#### Recorded data

-*-

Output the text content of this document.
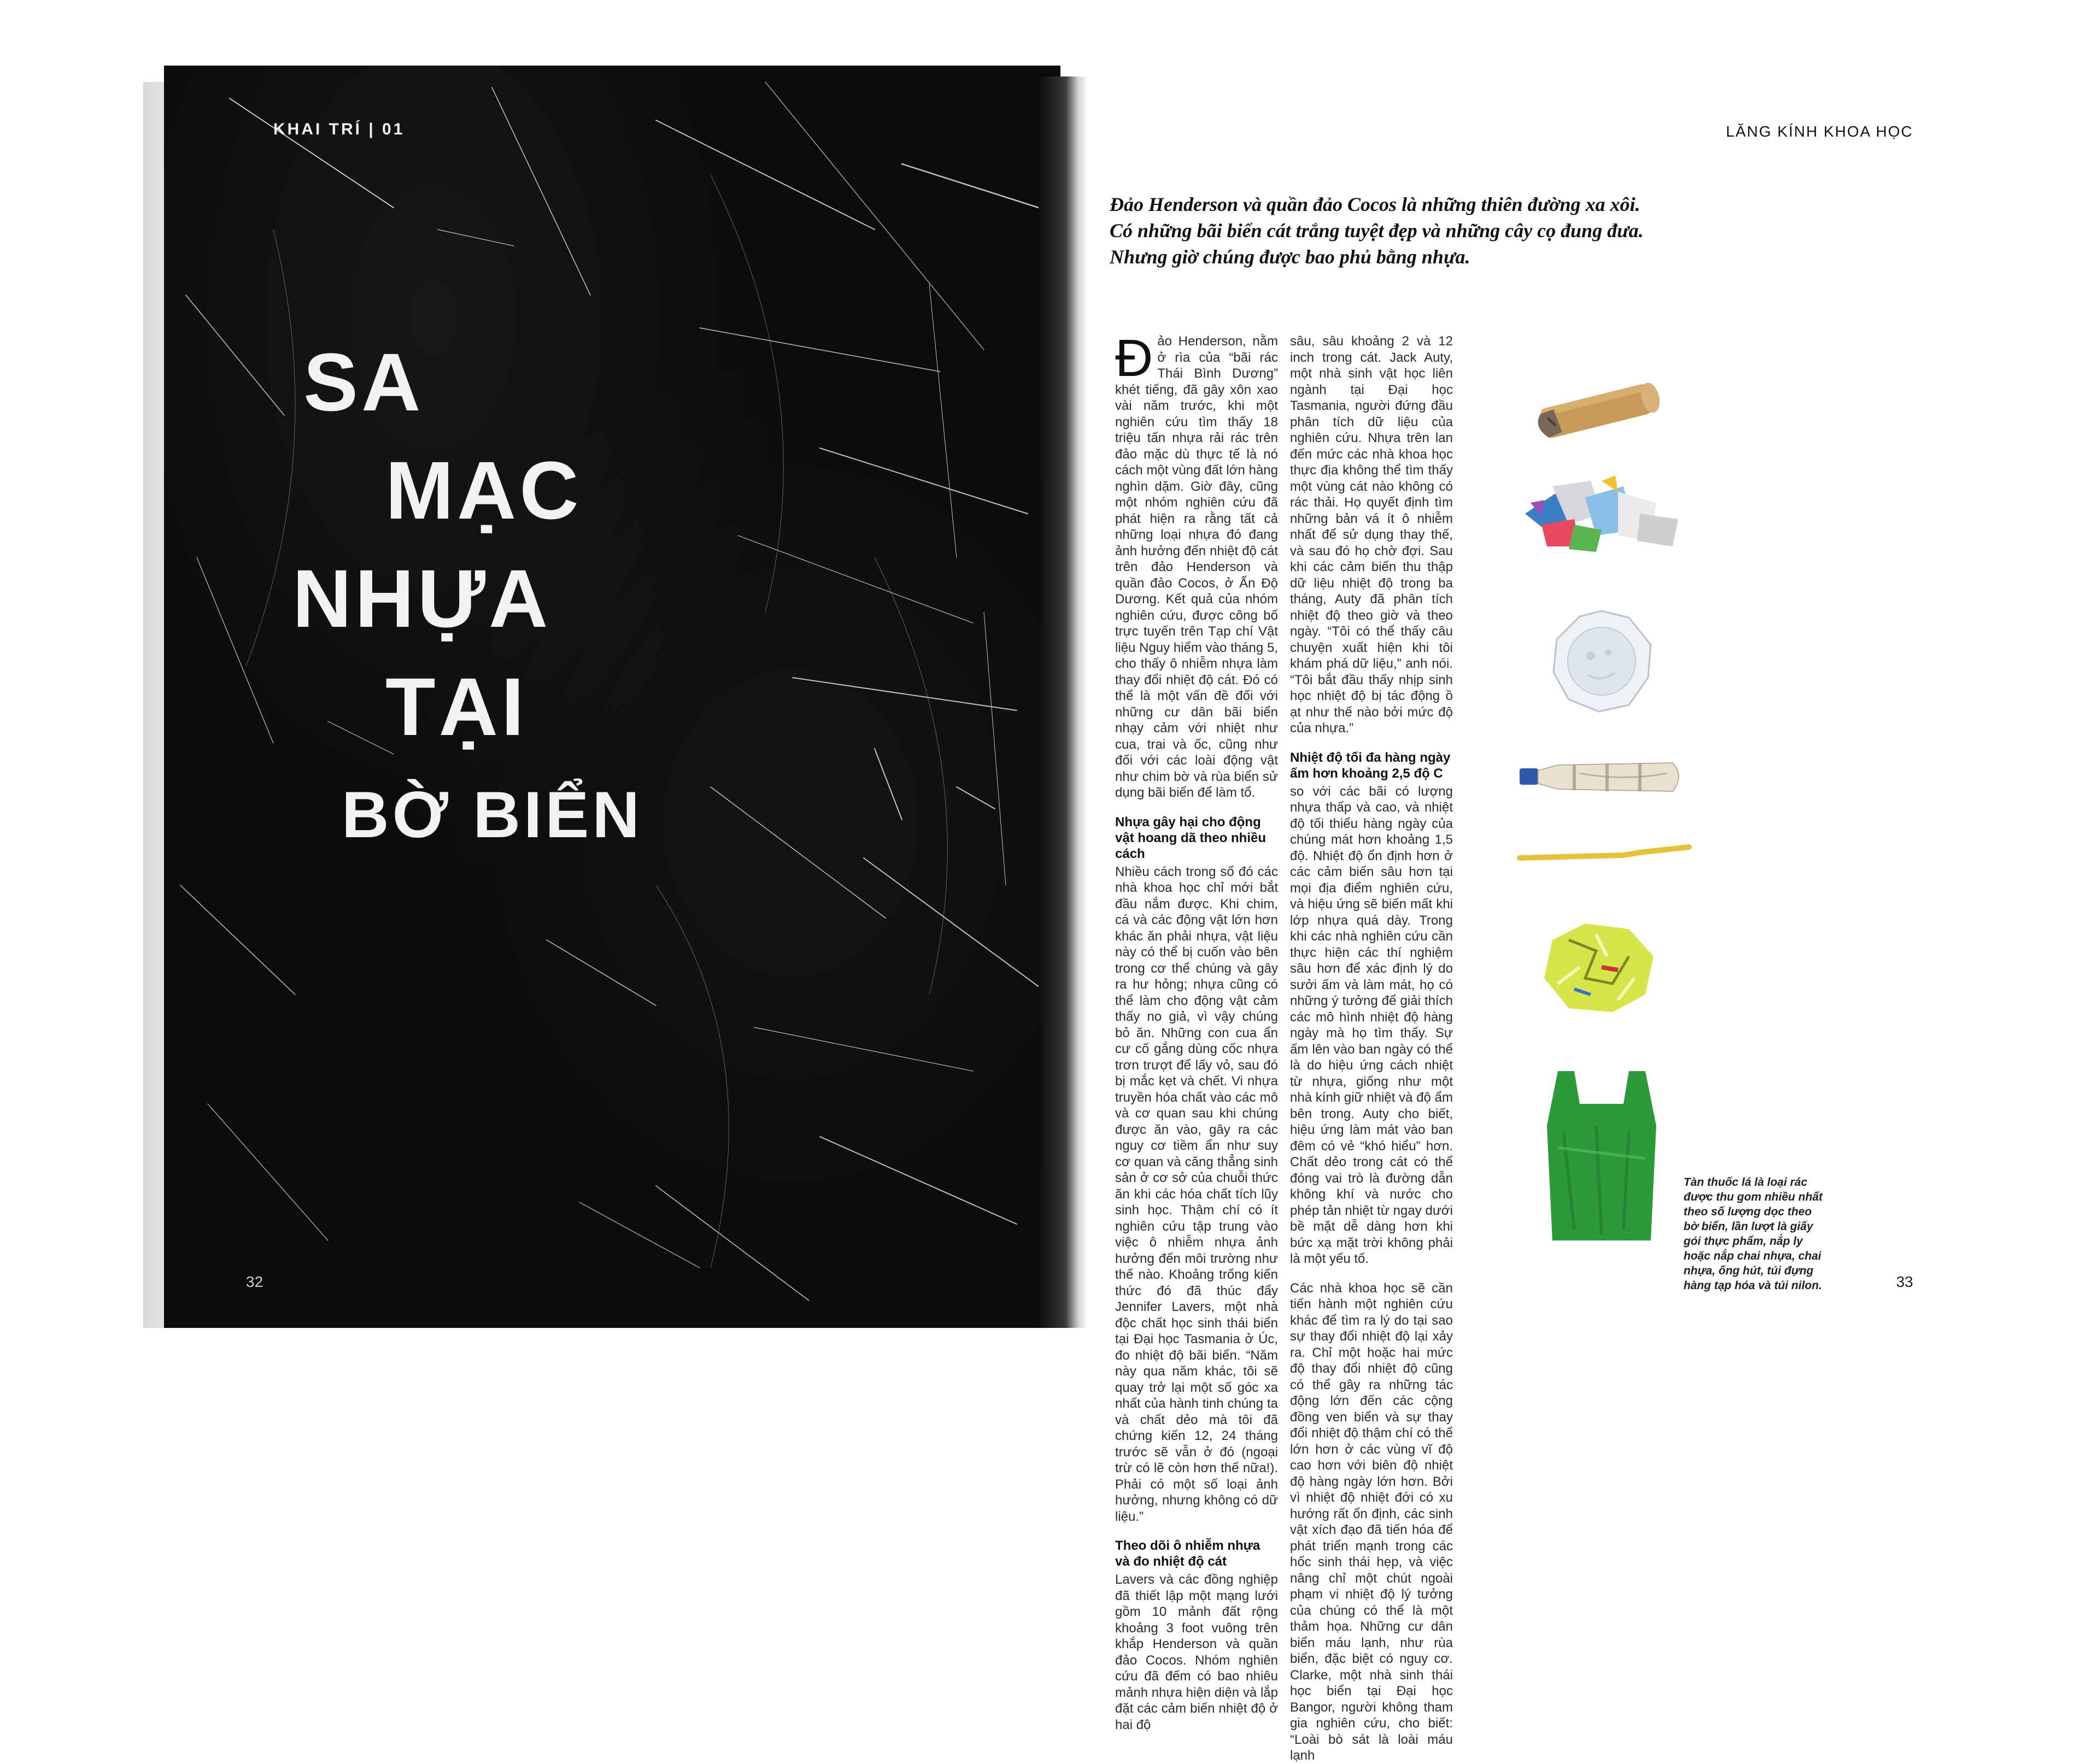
KHAI TRÍ | 01
SA
MẠC
NHỰA
TẠI
BỜ BIỂN
32
LĂNG KÍNH KHOA HỌC
Đảo Henderson và quần đảo Cocos là những thiên đường xa xôi. Có những bãi biển cát trắng tuyệt đẹp và những cây cọ đung đưa. Nhưng giờ chúng được bao phủ bằng nhựa.

Đảo Henderson, nằm ở rìa của “bãi rác Thái Bình Dương” khét tiếng, đã gây xôn xao vài năm trước, khi một nghiên cứu tìm thấy 18 triệu tấn nhựa rải rác trên đảo mặc dù thực tế là nó cách một vùng đất lớn hàng nghìn dặm. Giờ đây, cũng một nhóm nghiên cứu đã phát hiện ra rằng tất cả những loại nhựa đó đang ảnh hưởng đến nhiệt độ cát trên đảo Henderson và quần đảo Cocos, ở Ấn Độ Dương. Kết quả của nhóm nghiên cứu, được công bố trực tuyến trên Tạp chí Vật liệu Nguy hiểm vào tháng 5, cho thấy ô nhiễm nhựa làm thay đổi nhiệt độ cát. Đó có thể là một vấn đề đối với những cư dân bãi biển nhạy cảm với nhiệt như cua, trai và ốc, cũng như đối với các loài động vật như chim bờ và rùa biển sử dụng bãi biển để làm tổ.

Nhựa gây hại cho động vật hoang dã theo nhiều cách

Nhiều cách trong số đó các nhà khoa học chỉ mới bắt đầu nắm được. Khi chim, cá và các động vật lớn hơn khác ăn phải nhựa, vật liệu này có thể bị cuốn vào bên trong cơ thể chúng và gây ra hư hỏng; nhựa cũng có thể làm cho động vật cảm thấy no giả, vì vậy chúng bỏ ăn. Những con cua ẩn cư cố gắng dùng cốc nhựa trơn trượt để lấy vỏ, sau đó bị mắc kẹt và chết. Vi nhựa truyền hóa chất vào các mô và cơ quan sau khi chúng được ăn vào, gây ra các nguy cơ tiềm ẩn như suy cơ quan và căng thẳng sinh sản ở cơ sở của chuỗi thức ăn khi các hóa chất tích lũy sinh học. Thậm chí có ít nghiên cứu tập trung vào việc ô nhiễm nhựa ảnh hưởng đến môi trường như thế nào. Khoảng trống kiến thức đó đã thúc đẩy Jennifer Lavers, một nhà độc chất học sinh thái biển tại Đại học Tasmania ở Úc, đo nhiệt độ bãi biển. “Năm này qua năm khác, tôi sẽ quay trở lại một số góc xa nhất của hành tinh chúng ta và chất dẻo mà tôi đã chứng kiến 12, 24 tháng trước sẽ vẫn ở đó (ngoại trừ có lẽ còn hơn thế nữa!). Phải có một số loại ảnh hưởng, nhưng không có dữ liệu.”

Theo dõi ô nhiễm nhựa và đo nhiệt độ cát

Lavers và các đồng nghiệp đã thiết lập một mạng lưới gồm 10 mảnh đất rộng khoảng 3 foot vuông trên khắp Henderson và quần đảo Cocos. Nhóm nghiên cứu đã đếm có bao nhiêu mảnh nhựa hiện diện và lắp đặt các cảm biến nhiệt độ ở hai độ

sâu, sâu khoảng 2 và 12 inch trong cát. Jack Auty, một nhà sinh vật học liên ngành tại Đại học Tasmania, người đứng đầu phân tích dữ liệu của nghiên cứu. Nhựa trên lan đến mức các nhà khoa học thực địa không thể tìm thấy một vùng cát nào không có rác thải. Họ quyết định tìm những bản vá ít ô nhiễm nhất để sử dụng thay thế, và sau đó họ chờ đợi. Sau khi các cảm biến thu thập dữ liệu nhiệt độ trong ba tháng, Auty đã phân tích nhiệt độ theo giờ và theo ngày. “Tôi có thể thấy câu chuyện xuất hiện khi tôi khám phá dữ liệu,” anh nói. “Tôi bắt đầu thấy nhịp sinh học nhiệt độ bị tác động ồ ạt như thế nào bởi mức độ của nhựa.”

Nhiệt độ tối đa hàng ngày ấm hơn khoảng 2,5 độ C

so với các bãi có lượng nhựa thấp và cao, và nhiệt độ tối thiểu hàng ngày của chúng mát hơn khoảng 1,5 độ. Nhiệt độ ổn định hơn ở các cảm biến sâu hơn tại mọi địa điểm nghiên cứu, và hiệu ứng sẽ biến mất khi lớp nhựa quá dày. Trong khi các nhà nghiên cứu cần thực hiện các thí nghiệm sâu hơn để xác định lý do sưởi ấm và làm mát, họ có những ý tưởng để giải thích các mô hình nhiệt độ hàng ngày mà họ tìm thấy. Sự ấm lên vào ban ngày có thể là do hiệu ứng cách nhiệt từ nhựa, giống như một nhà kính giữ nhiệt và độ ẩm bên trong. Auty cho biết, hiệu ứng làm mát vào ban đêm có vẻ “khó hiểu” hơn. Chất dẻo trong cát có thể đóng vai trò là đường dẫn không khí và nước cho phép tản nhiệt từ ngay dưới bề mặt dễ dàng hơn khi bức xạ mặt trời không phải là một yếu tố.

Các nhà khoa học sẽ cần tiến hành một nghiên cứu khác để tìm ra lý do tại sao sự thay đổi nhiệt độ lại xảy ra. Chỉ một hoặc hai mức độ thay đổi nhiệt độ cũng có thể gây ra những tác động lớn đến các cộng đồng ven biển và sự thay đổi nhiệt độ thậm chí có thể lớn hơn ở các vùng vĩ độ cao hơn với biên độ nhiệt độ hàng ngày lớn hơn. Bởi vì nhiệt độ nhiệt đới có xu hướng rất ổn định, các sinh vật xích đạo đã tiến hóa để phát triển mạnh trong các hốc sinh thái hẹp, và việc nâng chỉ một chút ngoài phạm vi nhiệt độ lý tưởng của chúng có thể là một thảm họa. Những cư dân biển máu lạnh, như rùa biển, đặc biệt có nguy cơ. Clarke, một nhà sinh thái học biển tại Đại học Bangor, người không tham gia nghiên cứu, cho biết: “Loài bò sát là loài máu lạnh

Tàn thuốc lá là loại rác được thu gom nhiều nhất theo số lượng dọc theo bờ biển, lần lượt là giấy gói thực phẩm, nắp ly hoặc nắp chai nhựa, chai nhựa, ống hút, túi đựng hàng tạp hóa và túi nilon.	33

-*-

#### WHAT NEEDS TO BE DONE
Pull out each line holding the string "hoặc".

#### ANSWER FOR THE TASK
Các nhà khoa học sẽ cần tiến hành một nghiên cứu khác để tìm ra lý do tại sao sự thay đổi nhiệt độ lại xảy ra. Chỉ một hoặc hai mức độ thay đổi nhiệt độ cũng có thể gây ra những tác động lớn đến các cộng đồng ven biển và sự thay đổi nhiệt độ thậm chí có thể lớn hơn ở các vùng vĩ độ cao hơn với biên độ nhiệt độ hàng ngày lớn hơn. Bởi vì nhiệt độ nhiệt đới có xu hướng rất ổn định, các sinh vật xích đạo đã tiến hóa để phát triển mạnh trong các hốc sinh thái hẹp, và việc nâng chỉ một chút ngoài phạm vi nhiệt độ lý tưởng của chúng có thể là một thảm họa. Những cư dân biển máu lạnh, như rùa biển, đặc biệt có nguy cơ. Clarke, một nhà sinh thái học biển tại Đại học Bangor, người không tham gia nghiên cứu, cho biết: “Loài bò sát là loài máu lạnh
Tàn thuốc lá là loại rác được thu gom nhiều nhất theo số lượng dọc theo bờ biển, lần lượt là giấy gói thực phẩm, nắp ly hoặc nắp chai nhựa, chai nhựa, ống hút, túi đựng hàng tạp hóa và túi nilon.	33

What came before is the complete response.